[Saved entries]
►
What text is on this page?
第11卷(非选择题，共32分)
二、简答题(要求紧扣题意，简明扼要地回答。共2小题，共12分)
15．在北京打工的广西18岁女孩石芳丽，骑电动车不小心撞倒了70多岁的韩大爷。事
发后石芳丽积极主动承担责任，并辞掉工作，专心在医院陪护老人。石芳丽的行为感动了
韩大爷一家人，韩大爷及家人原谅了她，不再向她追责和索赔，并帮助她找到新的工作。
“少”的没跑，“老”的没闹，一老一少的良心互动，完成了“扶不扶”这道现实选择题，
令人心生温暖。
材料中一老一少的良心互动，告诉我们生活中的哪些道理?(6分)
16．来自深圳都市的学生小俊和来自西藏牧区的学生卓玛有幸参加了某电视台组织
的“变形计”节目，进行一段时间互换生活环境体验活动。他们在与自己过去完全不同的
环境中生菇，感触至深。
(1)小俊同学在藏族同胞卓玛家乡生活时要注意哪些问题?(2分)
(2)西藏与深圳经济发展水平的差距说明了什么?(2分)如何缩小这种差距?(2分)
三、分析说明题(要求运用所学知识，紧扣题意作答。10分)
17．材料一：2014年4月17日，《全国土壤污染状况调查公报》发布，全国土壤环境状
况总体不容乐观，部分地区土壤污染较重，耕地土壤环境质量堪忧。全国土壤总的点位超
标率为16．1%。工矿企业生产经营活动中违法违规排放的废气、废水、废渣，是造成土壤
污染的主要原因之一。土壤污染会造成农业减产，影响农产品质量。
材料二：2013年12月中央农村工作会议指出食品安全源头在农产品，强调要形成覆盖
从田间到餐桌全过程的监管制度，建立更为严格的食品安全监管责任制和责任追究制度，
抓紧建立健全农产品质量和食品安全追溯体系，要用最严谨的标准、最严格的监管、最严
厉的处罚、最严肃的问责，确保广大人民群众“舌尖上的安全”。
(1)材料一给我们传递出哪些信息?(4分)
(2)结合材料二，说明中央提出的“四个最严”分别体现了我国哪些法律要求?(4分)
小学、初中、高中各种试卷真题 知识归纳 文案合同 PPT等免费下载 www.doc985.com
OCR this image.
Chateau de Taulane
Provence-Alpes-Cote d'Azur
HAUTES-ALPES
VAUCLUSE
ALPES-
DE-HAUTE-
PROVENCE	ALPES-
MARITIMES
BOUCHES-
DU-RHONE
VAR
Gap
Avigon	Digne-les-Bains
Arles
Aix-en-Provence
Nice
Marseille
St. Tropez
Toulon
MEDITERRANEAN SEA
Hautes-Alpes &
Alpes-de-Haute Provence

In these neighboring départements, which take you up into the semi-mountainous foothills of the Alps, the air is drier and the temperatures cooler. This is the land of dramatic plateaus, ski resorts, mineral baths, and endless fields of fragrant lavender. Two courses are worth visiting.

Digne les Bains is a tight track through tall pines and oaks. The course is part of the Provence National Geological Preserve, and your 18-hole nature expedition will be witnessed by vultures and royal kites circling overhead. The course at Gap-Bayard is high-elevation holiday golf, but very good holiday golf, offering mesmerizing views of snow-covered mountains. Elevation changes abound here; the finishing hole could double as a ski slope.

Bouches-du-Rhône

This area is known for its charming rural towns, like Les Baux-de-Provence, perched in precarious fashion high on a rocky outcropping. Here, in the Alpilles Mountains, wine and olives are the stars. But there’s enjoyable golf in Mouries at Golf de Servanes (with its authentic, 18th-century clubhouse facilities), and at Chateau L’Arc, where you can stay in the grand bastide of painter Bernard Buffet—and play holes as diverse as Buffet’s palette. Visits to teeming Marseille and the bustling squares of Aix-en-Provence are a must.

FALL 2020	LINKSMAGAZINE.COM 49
◄
WHAT THIS TASK INVOLVES - Only lines holding the string "Chateau" are wanted; gather each one from the entries above.

RESULT BELOW -
Chateau de Taulane
This area is known for its charming rural towns, like Les Baux-de-Provence, perched in precarious fashion high on a rocky outcropping. Here, in the Alpilles Mountains, wine and olives are the stars. But there’s enjoyable golf in Mouries at Golf de Servanes (with its authentic, 18th-century clubhouse facilities), and at Chateau L’Arc, where you can stay in the grand bastide of painter Bernard Buffet—and play holes as diverse as Buffet’s palette. Visits to teeming Marseille and the bustling squares of Aix-en-Provence are a must.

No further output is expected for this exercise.